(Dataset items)

________________

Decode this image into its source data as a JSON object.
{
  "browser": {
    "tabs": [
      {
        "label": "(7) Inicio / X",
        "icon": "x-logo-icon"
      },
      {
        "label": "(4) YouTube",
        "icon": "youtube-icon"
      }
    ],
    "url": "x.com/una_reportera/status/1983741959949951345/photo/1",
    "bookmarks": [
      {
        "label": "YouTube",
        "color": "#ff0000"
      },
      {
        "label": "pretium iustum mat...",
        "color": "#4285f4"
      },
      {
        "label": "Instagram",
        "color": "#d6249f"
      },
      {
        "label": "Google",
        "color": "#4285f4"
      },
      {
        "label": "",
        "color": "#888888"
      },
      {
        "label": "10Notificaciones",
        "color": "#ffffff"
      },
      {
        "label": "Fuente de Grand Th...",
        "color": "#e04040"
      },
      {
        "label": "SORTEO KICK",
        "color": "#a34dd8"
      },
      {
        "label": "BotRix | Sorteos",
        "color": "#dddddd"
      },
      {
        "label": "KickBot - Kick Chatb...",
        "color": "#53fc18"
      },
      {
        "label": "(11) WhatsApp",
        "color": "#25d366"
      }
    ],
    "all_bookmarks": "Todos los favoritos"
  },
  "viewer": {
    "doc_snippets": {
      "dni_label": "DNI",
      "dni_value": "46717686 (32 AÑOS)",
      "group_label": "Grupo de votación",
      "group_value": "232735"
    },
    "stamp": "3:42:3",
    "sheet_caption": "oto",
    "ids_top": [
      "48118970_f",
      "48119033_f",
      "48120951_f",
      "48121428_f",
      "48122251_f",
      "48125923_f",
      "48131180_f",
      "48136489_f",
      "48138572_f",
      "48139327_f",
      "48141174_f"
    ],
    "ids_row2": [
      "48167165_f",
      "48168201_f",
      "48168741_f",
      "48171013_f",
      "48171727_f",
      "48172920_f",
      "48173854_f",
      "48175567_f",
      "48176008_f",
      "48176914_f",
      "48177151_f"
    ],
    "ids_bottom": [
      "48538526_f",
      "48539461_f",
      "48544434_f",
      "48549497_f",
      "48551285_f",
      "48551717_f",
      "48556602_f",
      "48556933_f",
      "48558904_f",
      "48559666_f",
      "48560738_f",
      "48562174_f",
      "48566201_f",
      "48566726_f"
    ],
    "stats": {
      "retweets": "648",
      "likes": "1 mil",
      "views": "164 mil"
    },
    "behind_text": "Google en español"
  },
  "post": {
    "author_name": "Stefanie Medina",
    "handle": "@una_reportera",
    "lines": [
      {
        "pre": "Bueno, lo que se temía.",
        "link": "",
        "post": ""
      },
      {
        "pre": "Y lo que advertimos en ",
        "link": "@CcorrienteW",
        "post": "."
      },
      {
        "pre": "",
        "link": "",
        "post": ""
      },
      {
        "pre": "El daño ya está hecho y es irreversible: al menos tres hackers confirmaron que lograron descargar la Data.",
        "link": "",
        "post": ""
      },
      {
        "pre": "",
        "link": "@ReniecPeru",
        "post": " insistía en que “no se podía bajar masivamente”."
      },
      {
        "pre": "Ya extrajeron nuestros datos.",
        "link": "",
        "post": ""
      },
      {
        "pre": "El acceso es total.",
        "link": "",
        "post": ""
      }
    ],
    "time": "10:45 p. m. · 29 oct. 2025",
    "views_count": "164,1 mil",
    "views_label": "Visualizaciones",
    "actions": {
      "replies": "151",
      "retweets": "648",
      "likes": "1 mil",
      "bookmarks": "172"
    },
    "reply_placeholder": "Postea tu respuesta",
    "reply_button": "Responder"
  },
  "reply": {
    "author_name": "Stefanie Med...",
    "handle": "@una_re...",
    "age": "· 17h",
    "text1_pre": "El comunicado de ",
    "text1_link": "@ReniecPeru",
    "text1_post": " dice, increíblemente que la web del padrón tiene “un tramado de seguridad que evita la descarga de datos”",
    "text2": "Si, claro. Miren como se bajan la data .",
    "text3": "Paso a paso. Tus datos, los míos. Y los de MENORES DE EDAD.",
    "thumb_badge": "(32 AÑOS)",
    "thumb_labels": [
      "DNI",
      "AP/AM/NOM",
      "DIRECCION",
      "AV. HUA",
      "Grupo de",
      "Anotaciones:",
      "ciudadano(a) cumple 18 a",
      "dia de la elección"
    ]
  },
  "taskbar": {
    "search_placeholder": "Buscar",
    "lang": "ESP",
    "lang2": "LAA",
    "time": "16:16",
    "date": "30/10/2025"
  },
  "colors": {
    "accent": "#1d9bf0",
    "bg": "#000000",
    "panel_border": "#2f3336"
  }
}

________________

All of the entries above need to be reproduced exactly.

Decode this image into its source data as a JSON object.
{
  "browser": {
    "tabs": [
      {
        "label": "(7) Inicio / X",
        "icon": "x-logo-icon"
      },
      {
        "label": "(4) YouTube",
        "icon": "youtube-icon"
      }
    ],
    "url": "x.com/una_reportera/status/1983741959949951345/photo/1",
    "bookmarks": [
      {
        "label": "YouTube",
        "color": "#ff0000"
      },
      {
        "label": "pretium iustum mat...",
        "color": "#4285f4"
      },
      {
        "label": "Instagram",
        "color": "#d6249f"
      },
      {
        "label": "Google",
        "color": "#4285f4"
      },
      {
        "label": "",
        "color": "#888888"
      },
      {
        "label": "10Notificaciones",
        "color": "#ffffff"
      },
      {
        "label": "Fuente de Grand Th...",
        "color": "#e04040"
      },
      {
        "label": "SORTEO KICK",
        "color": "#a34dd8"
      },
      {
        "label": "BotRix | Sorteos",
        "color": "#dddddd"
      },
      {
        "label": "KickBot - Kick Chatb...",
        "color": "#53fc18"
      },
      {
        "label": "(11) WhatsApp",
        "color": "#25d366"
      }
    ],
    "all_bookmarks": "Todos los favoritos"
  },
  "viewer": {
    "doc_snippets": {
      "dni_label": "DNI",
      "dni_value": "46717686 (32 AÑOS)",
      "group_label": "Grupo de votación",
      "group_value": "232735"
    },
    "stamp": "3:42:3",
    "sheet_caption": "oto",
    "ids_top": [
      "48118970_f",
      "48119033_f",
      "48120951_f",
      "48121428_f",
      "48122251_f",
      "48125923_f",
      "48131180_f",
      "48136489_f",
      "48138572_f",
      "48139327_f",
      "48141174_f"
    ],
    "ids_row2": [
      "48167165_f",
      "48168201_f",
      "48168741_f",
      "48171013_f",
      "48171727_f",
      "48172920_f",
      "48173854_f",
      "48175567_f",
      "48176008_f",
      "48176914_f",
      "48177151_f"
    ],
    "ids_bottom": [
      "48538526_f",
      "48539461_f",
      "48544434_f",
      "48549497_f",
      "48551285_f",
      "48551717_f",
      "48556602_f",
      "48556933_f",
      "48558904_f",
      "48559666_f",
      "48560738_f",
      "48562174_f",
      "48566201_f",
      "48566726_f"
    ],
    "stats": {
      "retweets": "648",
      "likes": "1 mil",
      "views": "164 mil"
    },
    "behind_text": "Google en español"
  },
  "post": {
    "author_name": "Stefanie Medina",
    "handle": "@una_reportera",
    "lines": [
      {
        "pre": "Bueno, lo que se temía.",
        "link": "",
        "post": ""
      },
      {
        "pre": "Y lo que advertimos en ",
        "link": "@CcorrienteW",
        "post": "."
      },
      {
        "pre": "",
        "link": "",
        "post": ""
      },
      {
        "pre": "El daño ya está hecho y es irreversible: al menos tres hackers confirmaron que lograron descargar la Data.",
        "link": "",
        "post": ""
      },
      {
        "pre": "",
        "link": "@ReniecPeru",
        "post": " insistía en que “no se podía bajar masivamente”."
      },
      {
        "pre": "Ya extrajeron nuestros datos.",
        "link": "",
        "post": ""
      },
      {
        "pre": "El acceso es total.",
        "link": "",
        "post": ""
      }
    ],
    "time": "10:45 p. m. · 29 oct. 2025",
    "views_count": "164,1 mil",
    "views_label": "Visualizaciones",
    "actions": {
      "replies": "151",
      "retweets": "648",
      "likes": "1 mil",
      "bookmarks": "172"
    },
    "reply_placeholder": "Postea tu respuesta",
    "reply_button": "Responder"
  },
  "reply": {
    "author_name": "Stefanie Med...",
    "handle": "@una_re...",
    "age": "· 17h",
    "text1_pre": "El comunicado de ",
    "text1_link": "@ReniecPeru",
    "text1_post": " dice, increíblemente que la web del padrón tiene “un tramado de seguridad que evita la descarga de datos”",
    "text2": "Si, claro. Miren como se bajan la data .",
    "text3": "Paso a paso. Tus datos, los míos. Y los de MENORES DE EDAD.",
    "thumb_badge": "(32 AÑOS)",
    "thumb_labels": [
      "DNI",
      "AP/AM/NOM",
      "DIRECCION",
      "AV. HUA",
      "Grupo de",
      "Anotaciones:",
      "ciudadano(a) cumple 18 a",
      "dia de la elección"
    ]
  },
  "taskbar": {
    "search_placeholder": "Buscar",
    "lang": "ESP",
    "lang2": "LAA",
    "time": "16:16",
    "date": "30/10/2025"
  },
  "colors": {
    "accent": "#1d9bf0",
    "bg": "#000000",
    "panel_border": "#2f3336"
  }
}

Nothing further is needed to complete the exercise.